_Your task_
For the listing below, give the number of lines in which "this" occurs. Add nothing.
· · · ·
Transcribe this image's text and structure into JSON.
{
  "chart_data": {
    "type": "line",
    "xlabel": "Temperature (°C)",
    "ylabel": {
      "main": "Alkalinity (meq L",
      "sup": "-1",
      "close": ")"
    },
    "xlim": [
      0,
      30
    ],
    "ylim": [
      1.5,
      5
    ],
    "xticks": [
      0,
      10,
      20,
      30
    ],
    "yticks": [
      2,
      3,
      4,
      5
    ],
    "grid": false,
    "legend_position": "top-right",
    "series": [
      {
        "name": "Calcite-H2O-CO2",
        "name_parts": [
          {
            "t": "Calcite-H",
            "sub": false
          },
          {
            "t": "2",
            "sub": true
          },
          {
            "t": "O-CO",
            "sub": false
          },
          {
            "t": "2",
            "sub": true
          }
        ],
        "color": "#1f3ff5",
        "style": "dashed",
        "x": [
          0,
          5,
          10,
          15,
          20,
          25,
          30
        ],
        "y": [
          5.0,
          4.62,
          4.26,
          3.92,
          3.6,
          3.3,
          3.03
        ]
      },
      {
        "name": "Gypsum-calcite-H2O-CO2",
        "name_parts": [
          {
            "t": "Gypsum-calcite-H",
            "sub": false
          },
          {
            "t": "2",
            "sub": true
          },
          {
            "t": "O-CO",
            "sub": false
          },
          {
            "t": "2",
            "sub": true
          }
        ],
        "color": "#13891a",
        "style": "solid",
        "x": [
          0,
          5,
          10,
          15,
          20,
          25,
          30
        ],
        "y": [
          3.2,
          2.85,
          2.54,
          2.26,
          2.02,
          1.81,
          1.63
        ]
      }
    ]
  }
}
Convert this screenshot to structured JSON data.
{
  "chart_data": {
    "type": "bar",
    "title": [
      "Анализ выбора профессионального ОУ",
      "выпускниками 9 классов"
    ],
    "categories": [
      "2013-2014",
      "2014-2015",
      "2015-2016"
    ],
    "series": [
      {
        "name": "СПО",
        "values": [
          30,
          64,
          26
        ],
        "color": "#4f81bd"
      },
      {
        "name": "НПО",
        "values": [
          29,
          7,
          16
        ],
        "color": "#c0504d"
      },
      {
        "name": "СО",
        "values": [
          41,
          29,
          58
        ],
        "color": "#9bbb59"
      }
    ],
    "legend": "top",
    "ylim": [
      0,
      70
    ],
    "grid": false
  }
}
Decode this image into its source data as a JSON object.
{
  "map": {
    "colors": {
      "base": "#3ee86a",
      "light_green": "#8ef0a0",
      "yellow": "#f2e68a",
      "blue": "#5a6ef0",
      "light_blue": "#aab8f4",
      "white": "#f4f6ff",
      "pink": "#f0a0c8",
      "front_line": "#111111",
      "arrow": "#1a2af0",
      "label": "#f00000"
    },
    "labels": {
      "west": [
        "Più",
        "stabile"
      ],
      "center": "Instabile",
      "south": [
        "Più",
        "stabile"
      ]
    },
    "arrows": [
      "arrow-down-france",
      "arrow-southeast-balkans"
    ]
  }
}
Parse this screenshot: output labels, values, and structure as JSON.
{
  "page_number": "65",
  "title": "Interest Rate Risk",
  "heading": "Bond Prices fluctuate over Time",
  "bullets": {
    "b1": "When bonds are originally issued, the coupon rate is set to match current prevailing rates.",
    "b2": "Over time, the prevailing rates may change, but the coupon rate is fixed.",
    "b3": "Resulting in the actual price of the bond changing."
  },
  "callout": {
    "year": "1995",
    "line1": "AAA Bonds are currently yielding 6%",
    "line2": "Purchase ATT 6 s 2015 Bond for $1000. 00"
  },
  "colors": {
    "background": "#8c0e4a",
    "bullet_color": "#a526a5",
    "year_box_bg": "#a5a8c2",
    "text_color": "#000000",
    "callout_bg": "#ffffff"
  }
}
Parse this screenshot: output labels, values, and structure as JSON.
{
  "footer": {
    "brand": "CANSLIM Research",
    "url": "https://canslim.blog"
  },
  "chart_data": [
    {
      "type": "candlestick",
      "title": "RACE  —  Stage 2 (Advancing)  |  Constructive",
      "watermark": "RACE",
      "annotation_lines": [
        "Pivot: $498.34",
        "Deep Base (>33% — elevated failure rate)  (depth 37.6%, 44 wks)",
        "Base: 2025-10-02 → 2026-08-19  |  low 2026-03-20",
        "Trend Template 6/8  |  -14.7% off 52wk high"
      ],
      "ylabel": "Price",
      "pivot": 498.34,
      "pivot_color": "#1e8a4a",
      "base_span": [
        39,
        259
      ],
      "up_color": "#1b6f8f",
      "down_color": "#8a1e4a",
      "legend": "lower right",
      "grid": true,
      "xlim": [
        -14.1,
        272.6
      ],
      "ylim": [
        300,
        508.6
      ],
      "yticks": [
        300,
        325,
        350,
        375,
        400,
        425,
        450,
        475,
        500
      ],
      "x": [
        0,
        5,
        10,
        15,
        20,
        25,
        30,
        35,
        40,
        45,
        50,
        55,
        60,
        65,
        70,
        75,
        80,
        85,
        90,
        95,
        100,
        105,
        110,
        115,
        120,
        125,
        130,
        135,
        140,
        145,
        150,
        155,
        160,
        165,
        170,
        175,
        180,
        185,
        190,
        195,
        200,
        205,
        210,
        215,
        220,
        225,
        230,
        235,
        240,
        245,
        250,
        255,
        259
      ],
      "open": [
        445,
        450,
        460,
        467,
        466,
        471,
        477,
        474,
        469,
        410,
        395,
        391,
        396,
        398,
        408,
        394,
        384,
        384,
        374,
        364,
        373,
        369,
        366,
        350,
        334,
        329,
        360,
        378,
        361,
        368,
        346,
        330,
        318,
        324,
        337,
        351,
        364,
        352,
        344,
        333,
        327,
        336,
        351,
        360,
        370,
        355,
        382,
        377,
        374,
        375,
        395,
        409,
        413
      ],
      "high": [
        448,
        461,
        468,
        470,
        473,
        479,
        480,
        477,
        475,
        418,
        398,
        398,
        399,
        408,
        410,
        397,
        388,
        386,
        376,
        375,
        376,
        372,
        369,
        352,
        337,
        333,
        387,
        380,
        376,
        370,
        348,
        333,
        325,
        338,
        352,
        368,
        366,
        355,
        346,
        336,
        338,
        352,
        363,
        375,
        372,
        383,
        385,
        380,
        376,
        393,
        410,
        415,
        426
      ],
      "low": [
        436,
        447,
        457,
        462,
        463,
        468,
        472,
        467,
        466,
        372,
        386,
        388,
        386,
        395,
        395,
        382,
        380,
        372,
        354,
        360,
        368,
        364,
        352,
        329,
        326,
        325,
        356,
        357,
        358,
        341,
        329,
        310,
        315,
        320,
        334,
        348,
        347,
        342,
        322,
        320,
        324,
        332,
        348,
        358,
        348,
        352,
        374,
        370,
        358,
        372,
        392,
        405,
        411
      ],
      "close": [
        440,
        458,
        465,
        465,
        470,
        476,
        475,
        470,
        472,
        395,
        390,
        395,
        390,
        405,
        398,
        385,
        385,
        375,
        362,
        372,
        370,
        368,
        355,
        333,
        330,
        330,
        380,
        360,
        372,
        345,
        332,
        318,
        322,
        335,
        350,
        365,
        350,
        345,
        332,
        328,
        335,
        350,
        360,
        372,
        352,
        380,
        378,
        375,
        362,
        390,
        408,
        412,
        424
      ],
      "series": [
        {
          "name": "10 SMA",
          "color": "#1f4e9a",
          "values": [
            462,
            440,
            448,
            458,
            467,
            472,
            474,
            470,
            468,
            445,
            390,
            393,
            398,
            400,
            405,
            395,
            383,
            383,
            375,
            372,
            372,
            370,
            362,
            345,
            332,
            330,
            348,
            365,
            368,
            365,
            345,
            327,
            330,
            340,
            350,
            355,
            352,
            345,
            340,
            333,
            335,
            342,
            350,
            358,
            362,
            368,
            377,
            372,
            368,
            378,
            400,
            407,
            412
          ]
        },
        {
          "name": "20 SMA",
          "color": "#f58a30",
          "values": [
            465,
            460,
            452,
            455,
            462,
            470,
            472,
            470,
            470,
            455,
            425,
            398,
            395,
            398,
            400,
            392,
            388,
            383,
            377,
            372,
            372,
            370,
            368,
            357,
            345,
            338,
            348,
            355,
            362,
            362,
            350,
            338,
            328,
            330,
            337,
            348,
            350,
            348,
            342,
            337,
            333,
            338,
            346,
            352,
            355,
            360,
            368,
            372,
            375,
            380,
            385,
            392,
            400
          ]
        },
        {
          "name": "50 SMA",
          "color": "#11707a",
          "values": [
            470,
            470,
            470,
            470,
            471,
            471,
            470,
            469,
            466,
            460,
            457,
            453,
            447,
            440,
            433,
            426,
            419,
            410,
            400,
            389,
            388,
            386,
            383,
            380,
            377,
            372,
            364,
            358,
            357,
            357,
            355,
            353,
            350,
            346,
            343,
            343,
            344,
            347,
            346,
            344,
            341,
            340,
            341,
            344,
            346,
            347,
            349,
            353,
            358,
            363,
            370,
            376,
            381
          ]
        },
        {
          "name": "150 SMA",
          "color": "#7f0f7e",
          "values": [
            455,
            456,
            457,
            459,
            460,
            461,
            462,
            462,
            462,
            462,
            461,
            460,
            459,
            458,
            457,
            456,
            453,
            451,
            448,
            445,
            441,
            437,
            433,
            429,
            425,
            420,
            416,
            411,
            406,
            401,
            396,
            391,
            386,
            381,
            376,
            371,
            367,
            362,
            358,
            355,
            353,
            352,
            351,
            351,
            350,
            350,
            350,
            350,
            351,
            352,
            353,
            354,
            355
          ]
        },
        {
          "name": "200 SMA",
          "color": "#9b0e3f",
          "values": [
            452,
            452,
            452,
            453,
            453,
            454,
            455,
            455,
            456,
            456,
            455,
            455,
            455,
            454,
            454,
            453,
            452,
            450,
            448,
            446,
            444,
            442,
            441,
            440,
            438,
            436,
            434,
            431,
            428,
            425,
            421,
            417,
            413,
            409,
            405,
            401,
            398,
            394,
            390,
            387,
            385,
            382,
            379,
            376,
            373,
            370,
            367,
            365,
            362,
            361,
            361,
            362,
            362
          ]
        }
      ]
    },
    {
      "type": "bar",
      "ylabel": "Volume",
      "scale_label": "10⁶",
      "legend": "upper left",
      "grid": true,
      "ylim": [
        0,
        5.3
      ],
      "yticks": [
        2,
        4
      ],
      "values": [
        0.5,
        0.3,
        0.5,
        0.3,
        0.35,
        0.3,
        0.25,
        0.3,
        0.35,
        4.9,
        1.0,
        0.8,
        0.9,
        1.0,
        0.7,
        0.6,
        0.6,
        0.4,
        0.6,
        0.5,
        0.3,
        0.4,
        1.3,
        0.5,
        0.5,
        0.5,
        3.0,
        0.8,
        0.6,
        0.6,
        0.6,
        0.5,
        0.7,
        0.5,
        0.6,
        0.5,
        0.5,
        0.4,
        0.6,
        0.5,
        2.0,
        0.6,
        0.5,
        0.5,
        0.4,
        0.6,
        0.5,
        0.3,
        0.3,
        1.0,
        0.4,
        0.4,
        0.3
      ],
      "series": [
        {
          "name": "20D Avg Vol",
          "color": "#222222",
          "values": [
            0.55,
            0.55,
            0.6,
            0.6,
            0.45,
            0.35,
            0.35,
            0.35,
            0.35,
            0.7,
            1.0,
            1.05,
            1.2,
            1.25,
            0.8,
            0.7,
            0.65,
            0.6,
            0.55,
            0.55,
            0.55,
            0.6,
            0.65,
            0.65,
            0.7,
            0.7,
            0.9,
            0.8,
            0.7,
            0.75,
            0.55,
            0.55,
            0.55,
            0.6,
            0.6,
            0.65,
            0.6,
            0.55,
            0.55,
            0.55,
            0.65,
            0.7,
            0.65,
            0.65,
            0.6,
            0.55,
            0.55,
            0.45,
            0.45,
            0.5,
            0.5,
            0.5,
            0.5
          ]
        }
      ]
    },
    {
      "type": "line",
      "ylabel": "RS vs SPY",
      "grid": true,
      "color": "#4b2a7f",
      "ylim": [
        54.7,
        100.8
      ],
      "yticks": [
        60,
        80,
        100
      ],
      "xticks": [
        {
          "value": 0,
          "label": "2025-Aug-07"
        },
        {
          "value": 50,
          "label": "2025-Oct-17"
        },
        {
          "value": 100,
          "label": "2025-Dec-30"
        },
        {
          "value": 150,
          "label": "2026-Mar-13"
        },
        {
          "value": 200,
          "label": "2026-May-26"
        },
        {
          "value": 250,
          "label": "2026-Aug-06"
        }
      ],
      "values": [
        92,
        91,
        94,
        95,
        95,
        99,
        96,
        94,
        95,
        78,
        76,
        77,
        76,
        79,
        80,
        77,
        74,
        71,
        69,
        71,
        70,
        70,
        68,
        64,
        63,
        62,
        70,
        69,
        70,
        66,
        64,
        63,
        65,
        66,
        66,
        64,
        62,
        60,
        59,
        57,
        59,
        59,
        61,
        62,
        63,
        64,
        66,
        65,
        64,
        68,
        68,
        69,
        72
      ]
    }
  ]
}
· · · ·
_Output of the task_
5